Records that describe figures
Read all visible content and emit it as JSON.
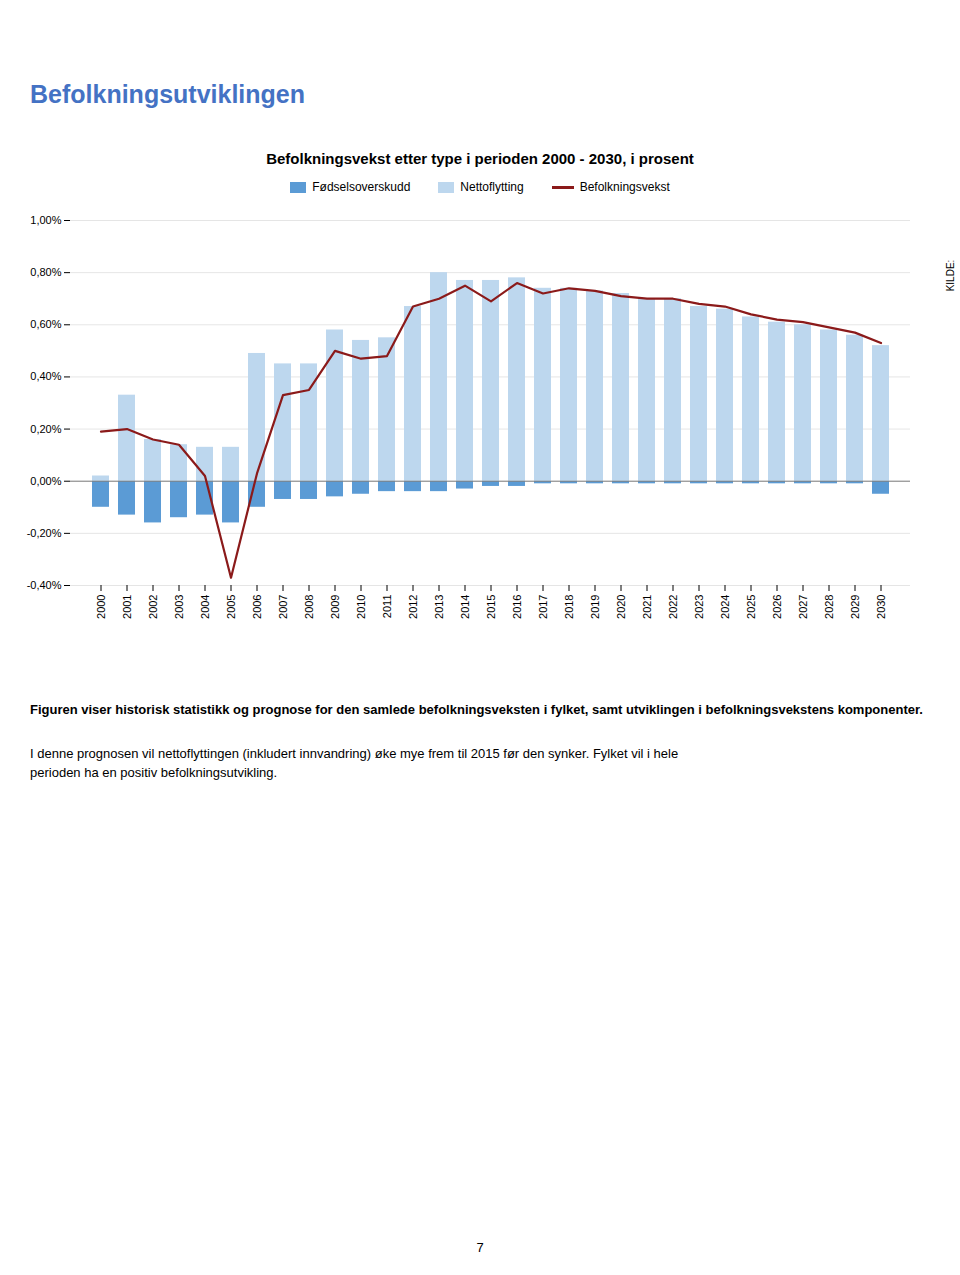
{
  "chart_data": {
    "type": "bar",
    "title": "Befolkningsvekst etter type i perioden 2000 - 2030, i prosent",
    "annotations": [
      "Befolkningsutviklingen",
      "KILDE:",
      "Figuren viser historisk statistikk og prognose for den samlede befolkningsveksten i fylket, samt utviklingen i befolkningsvekstens komponenter.",
      "I denne prognosen vil nettoflyttingen (inkludert innvandring) øke mye frem til 2015 før den synker. Fylket vil i hele",
      "perioden ha en positiv befolkningsutvikling.",
      "7"
    ],
    "categories": [
      2000,
      2001,
      2002,
      2003,
      2004,
      2005,
      2006,
      2007,
      2008,
      2009,
      2010,
      2011,
      2012,
      2013,
      2014,
      2015,
      2016,
      2017,
      2018,
      2019,
      2020,
      2021,
      2022,
      2023,
      2024,
      2025,
      2026,
      2027,
      2028,
      2029,
      2030
    ],
    "series": [
      {
        "name": "Fødselsoverskudd",
        "type": "bar",
        "color": "#5B9BD5",
        "values": [
          -0.1,
          -0.13,
          -0.16,
          -0.14,
          -0.13,
          -0.16,
          -0.1,
          -0.07,
          -0.07,
          -0.06,
          -0.05,
          -0.04,
          -0.04,
          -0.04,
          -0.03,
          -0.02,
          -0.02,
          -0.01,
          -0.01,
          -0.01,
          -0.01,
          -0.01,
          -0.01,
          -0.01,
          -0.01,
          -0.01,
          -0.01,
          -0.01,
          -0.01,
          -0.01,
          -0.05
        ]
      },
      {
        "name": "Nettoflytting",
        "type": "bar",
        "color": "#BDD7EE",
        "values": [
          0.02,
          0.33,
          0.16,
          0.14,
          0.13,
          0.13,
          0.49,
          0.45,
          0.45,
          0.58,
          0.54,
          0.55,
          0.67,
          0.8,
          0.77,
          0.77,
          0.78,
          0.74,
          0.74,
          0.73,
          0.72,
          0.7,
          0.7,
          0.67,
          0.66,
          0.63,
          0.61,
          0.6,
          0.58,
          0.56,
          0.52
        ]
      },
      {
        "name": "Befolkningsvekst",
        "type": "line",
        "color": "#8B1A1A",
        "values": [
          0.19,
          0.2,
          0.16,
          0.14,
          0.02,
          -0.37,
          0.03,
          0.33,
          0.35,
          0.5,
          0.47,
          0.48,
          0.67,
          0.7,
          0.75,
          0.69,
          0.76,
          0.72,
          0.74,
          0.73,
          0.71,
          0.7,
          0.7,
          0.68,
          0.67,
          0.64,
          0.62,
          0.61,
          0.59,
          0.57,
          0.53
        ]
      }
    ],
    "ylim": [
      -0.4,
      1.0
    ],
    "yticks": [
      {
        "value": -0.4,
        "label": "-0,40%"
      },
      {
        "value": -0.2,
        "label": "-0,20%"
      },
      {
        "value": 0.0,
        "label": "0,00%"
      },
      {
        "value": 0.2,
        "label": "0,20%"
      },
      {
        "value": 0.4,
        "label": "0,40%"
      },
      {
        "value": 0.6,
        "label": "0,60%"
      },
      {
        "value": 0.8,
        "label": "0,80%"
      },
      {
        "value": 1.0,
        "label": "1,00%"
      }
    ],
    "grid": true,
    "legend": "top",
    "stacked": false
  }
}
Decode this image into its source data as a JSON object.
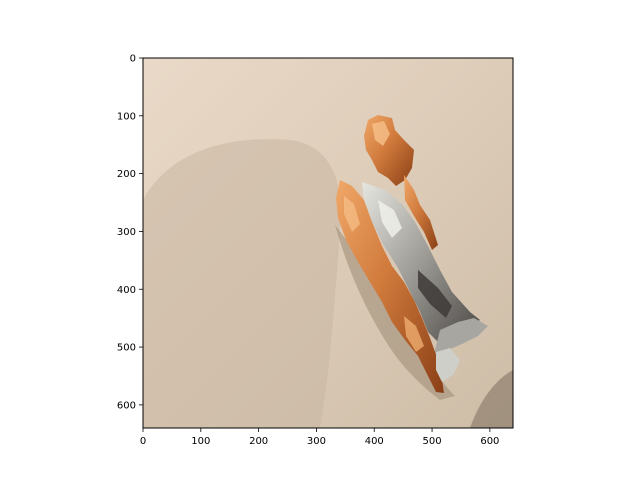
{
  "figure": {
    "background": "#ffffff",
    "image": {
      "description_tags": [
        "crumpled-foil-wrapper",
        "orange-foil",
        "silver-foil",
        "beige-surface",
        "shadow"
      ],
      "extent_x": [
        0,
        640
      ],
      "extent_y": [
        0,
        640
      ],
      "y_inverted": true,
      "colors": {
        "surface_light": "#e3d2c1",
        "surface_mid": "#d8c7b3",
        "surface_dark": "#b9a691",
        "shadow": "#a8957f",
        "foil_orange": "#d07a3c",
        "foil_orange_dark": "#8a3f16",
        "foil_orange_light": "#f0a868",
        "foil_silver": "#b8b8b4",
        "foil_silver_dark": "#4a4744",
        "foil_silver_light": "#e6e6e0"
      }
    },
    "axes": {
      "x_ticks": [
        "0",
        "100",
        "200",
        "300",
        "400",
        "500",
        "600"
      ],
      "x_tick_values": [
        0,
        100,
        200,
        300,
        400,
        500,
        600
      ],
      "y_ticks": [
        "0",
        "100",
        "200",
        "300",
        "400",
        "500",
        "600"
      ],
      "y_tick_values": [
        0,
        100,
        200,
        300,
        400,
        500,
        600
      ]
    }
  }
}
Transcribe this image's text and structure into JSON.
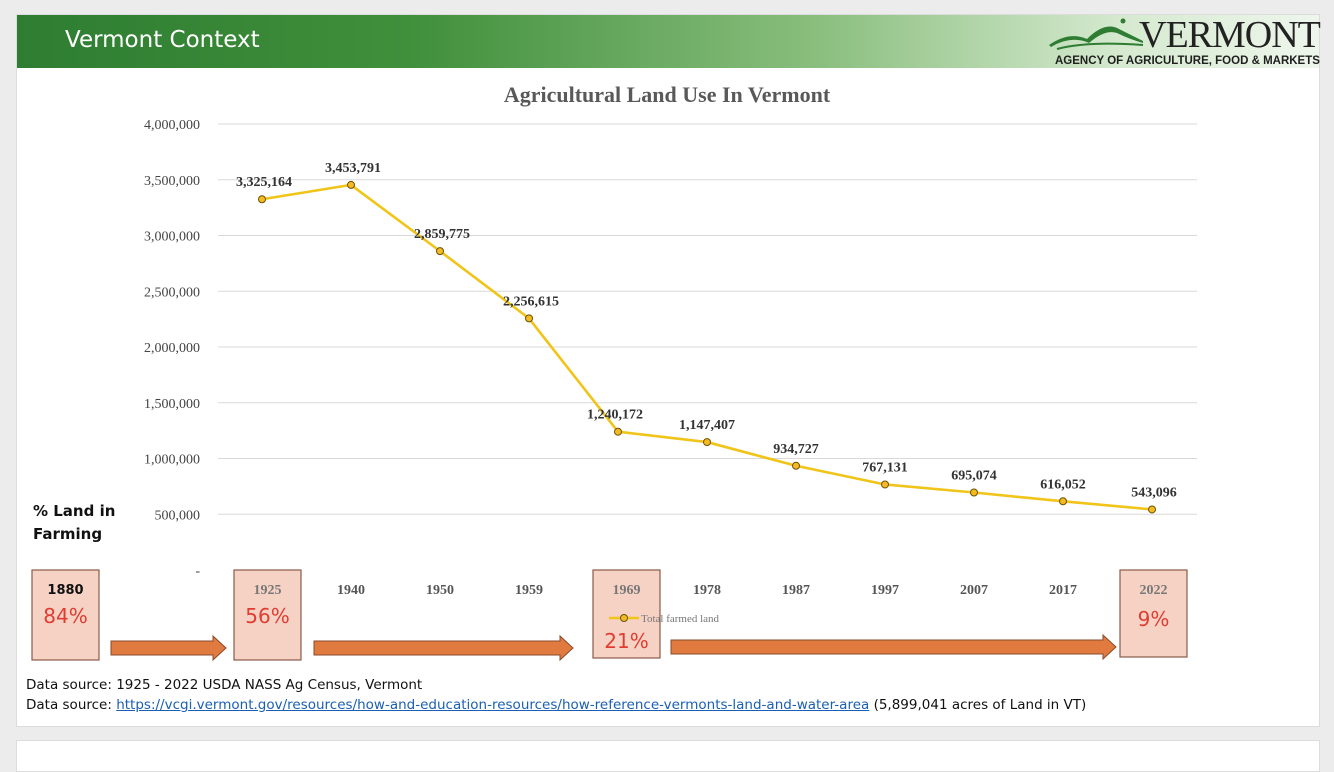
{
  "header": {
    "title": "Vermont Context"
  },
  "logo": {
    "word": "VERMONT",
    "subtitle": "AGENCY OF AGRICULTURE, FOOD & MARKETS"
  },
  "side_label": {
    "line1": "% Land in",
    "line2": "Farming"
  },
  "chart_data": {
    "type": "line",
    "title": "Agricultural Land Use In Vermont",
    "xlabel": "",
    "ylabel": "",
    "ylim": [
      0,
      4000000
    ],
    "yticks": [
      0,
      500000,
      1000000,
      1500000,
      2000000,
      2500000,
      3000000,
      3500000,
      4000000
    ],
    "ytick_labels": [
      "-",
      "500,000",
      "1,000,000",
      "1,500,000",
      "2,000,000",
      "2,500,000",
      "3,000,000",
      "3,500,000",
      "4,000,000"
    ],
    "categories": [
      "1925",
      "1940",
      "1950",
      "1959",
      "1969",
      "1978",
      "1987",
      "1997",
      "2007",
      "2017",
      "2022"
    ],
    "series": [
      {
        "name": "Total farmed land",
        "color": "#f0c419",
        "values": [
          3325164,
          3453791,
          2859775,
          2256615,
          1240172,
          1147407,
          934727,
          767131,
          695074,
          616052,
          543096
        ],
        "labels": [
          "3,325,164",
          "3,453,791",
          "2,859,775",
          "2,256,615",
          "1,240,172",
          "1,147,407",
          "934,727",
          "767,131",
          "695,074",
          "616,052",
          "543,096"
        ]
      }
    ],
    "legend": "bottom-center",
    "grid": true
  },
  "pct_boxes": [
    {
      "year": "1880",
      "pct": "84%"
    },
    {
      "year": "1925",
      "pct": "56%"
    },
    {
      "year": "1969",
      "pct": "21%"
    },
    {
      "year": "2022",
      "pct": "9%"
    }
  ],
  "colors": {
    "box_fill": "#f6d2c4",
    "box_border": "#8a5a4a",
    "pct_text": "#e03c31",
    "arrow": "#e07a3e",
    "grid": "#d9d9d9"
  },
  "footnotes": {
    "line1": "Data source: 1925 - 2022 USDA NASS Ag Census, Vermont",
    "line2_prefix": "Data source: ",
    "line2_link": "https://vcgi.vermont.gov/resources/how-and-education-resources/how-reference-vermonts-land-and-water-area",
    "line2_suffix": " (5,899,041 acres of Land in VT)"
  }
}
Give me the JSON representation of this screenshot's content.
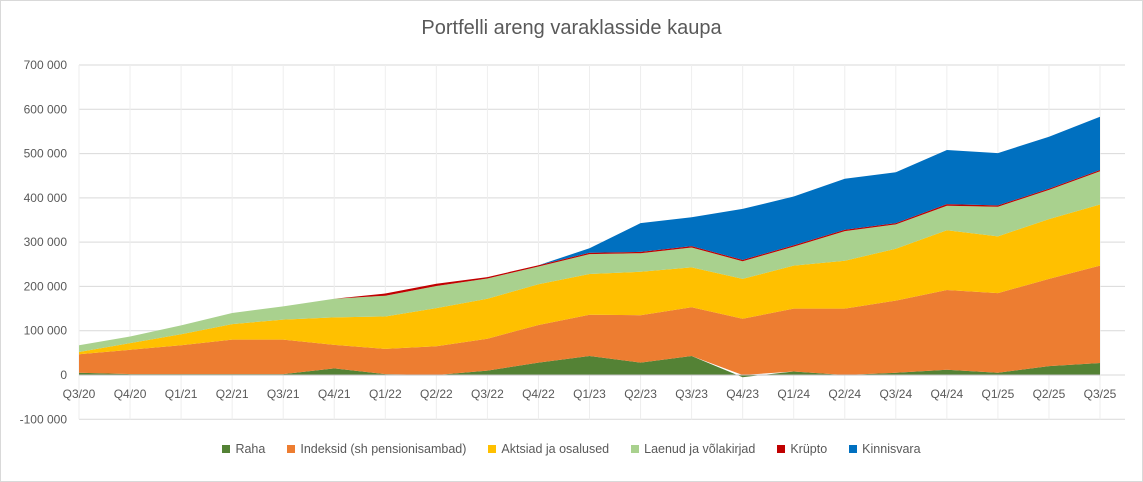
{
  "chart_data": {
    "type": "area",
    "stacked": true,
    "title": "Portfelli areng varaklasside kaupa",
    "xlabel": "",
    "ylabel": "",
    "ylim": [
      -100000,
      700000
    ],
    "yticks": [
      -100000,
      0,
      100000,
      200000,
      300000,
      400000,
      500000,
      600000,
      700000
    ],
    "ytick_labels": [
      "-100 000",
      "0",
      "100 000",
      "200 000",
      "300 000",
      "400 000",
      "500 000",
      "600 000",
      "700 000"
    ],
    "grid": true,
    "legend_position": "bottom",
    "categories": [
      "Q3/20",
      "Q4/20",
      "Q1/21",
      "Q2/21",
      "Q3/21",
      "Q4/21",
      "Q1/22",
      "Q2/22",
      "Q3/22",
      "Q4/22",
      "Q1/23",
      "Q2/23",
      "Q3/23",
      "Q4/23",
      "Q1/24",
      "Q2/24",
      "Q3/24",
      "Q4/24",
      "Q1/25",
      "Q2/25",
      "Q3/25"
    ],
    "series": [
      {
        "name": "Raha",
        "color": "#548235",
        "values": [
          5000,
          2000,
          2000,
          2000,
          2000,
          15000,
          2000,
          0,
          10000,
          28000,
          43000,
          28000,
          43000,
          -5000,
          8000,
          0,
          5000,
          12000,
          5000,
          20000,
          27000
        ]
      },
      {
        "name": "Indeksid (sh pensionisambad)",
        "color": "#ED7D31",
        "values": [
          42000,
          55000,
          65000,
          78000,
          78000,
          53000,
          57000,
          65000,
          72000,
          85000,
          93000,
          107000,
          110000,
          127000,
          142000,
          150000,
          163000,
          180000,
          180000,
          197000,
          220000
        ]
      },
      {
        "name": "Aktsiad ja osalused",
        "color": "#FFC000",
        "values": [
          5000,
          15000,
          25000,
          35000,
          45000,
          62000,
          73000,
          86000,
          90000,
          92000,
          92000,
          98000,
          90000,
          90000,
          97000,
          108000,
          117000,
          135000,
          128000,
          135000,
          138000
        ]
      },
      {
        "name": "Laenud ja võlakirjad",
        "color": "#A9D18E",
        "values": [
          15000,
          15000,
          20000,
          25000,
          30000,
          42000,
          47000,
          50000,
          46000,
          40000,
          45000,
          42000,
          45000,
          40000,
          43000,
          67000,
          55000,
          55000,
          67000,
          66000,
          75000
        ]
      },
      {
        "name": "Krüpto",
        "color": "#C00000",
        "values": [
          0,
          0,
          0,
          0,
          0,
          0,
          5000,
          5000,
          3000,
          3000,
          3000,
          3000,
          3000,
          3000,
          3000,
          3000,
          3000,
          4000,
          3000,
          3000,
          3000
        ]
      },
      {
        "name": "Kinnisvara",
        "color": "#0070C0",
        "values": [
          0,
          0,
          0,
          0,
          0,
          0,
          0,
          0,
          0,
          0,
          10000,
          65000,
          65000,
          115000,
          110000,
          115000,
          115000,
          122000,
          118000,
          117000,
          120000
        ]
      }
    ]
  }
}
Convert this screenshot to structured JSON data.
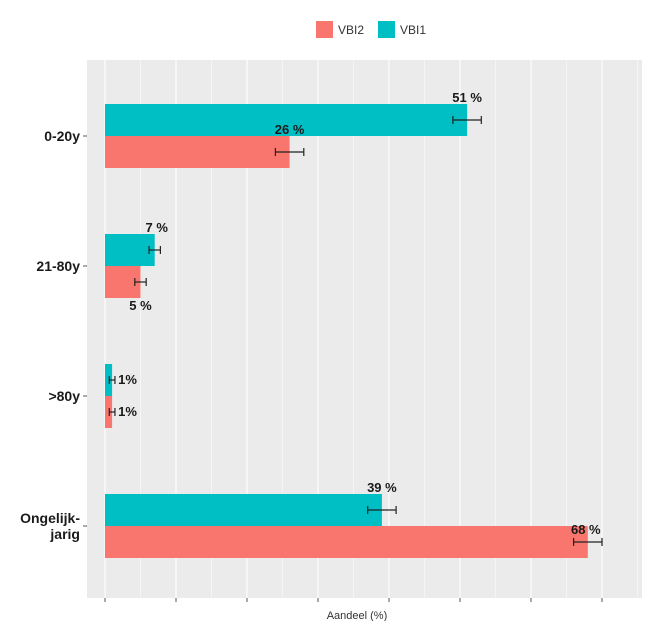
{
  "chart_data": {
    "type": "bar",
    "orientation": "horizontal",
    "categories": [
      "0-20y",
      "21-80y",
      ">80y",
      "Ongelijk-\njarig"
    ],
    "series": [
      {
        "name": "VBI1",
        "color": "#00BFC4",
        "values": [
          51,
          7,
          1,
          39
        ],
        "labels": [
          "51 %",
          "7 %",
          "1%",
          "39 %"
        ],
        "error": [
          2,
          0.8,
          0.4,
          2
        ]
      },
      {
        "name": "VBI2",
        "color": "#F8766D",
        "values": [
          26,
          5,
          1,
          68
        ],
        "labels": [
          "26 %",
          "5 %",
          "1%",
          "68 %"
        ],
        "error": [
          2,
          0.8,
          0.4,
          2
        ]
      }
    ],
    "legend_order": [
      "VBI2",
      "VBI1"
    ],
    "legend_position": "top",
    "xlabel": "Aandeel (%)",
    "ylabel": "",
    "xlim": [
      0,
      75
    ],
    "grid": true,
    "panel_color": "#EBEBEB"
  }
}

[GOAL] From the entries above, copy out every line where the string "into" appears.

[RESULT OF THIS EXERCISE]
Decode this image into its source data as a JSON object.
Transcribe this image's text and structure into JSON.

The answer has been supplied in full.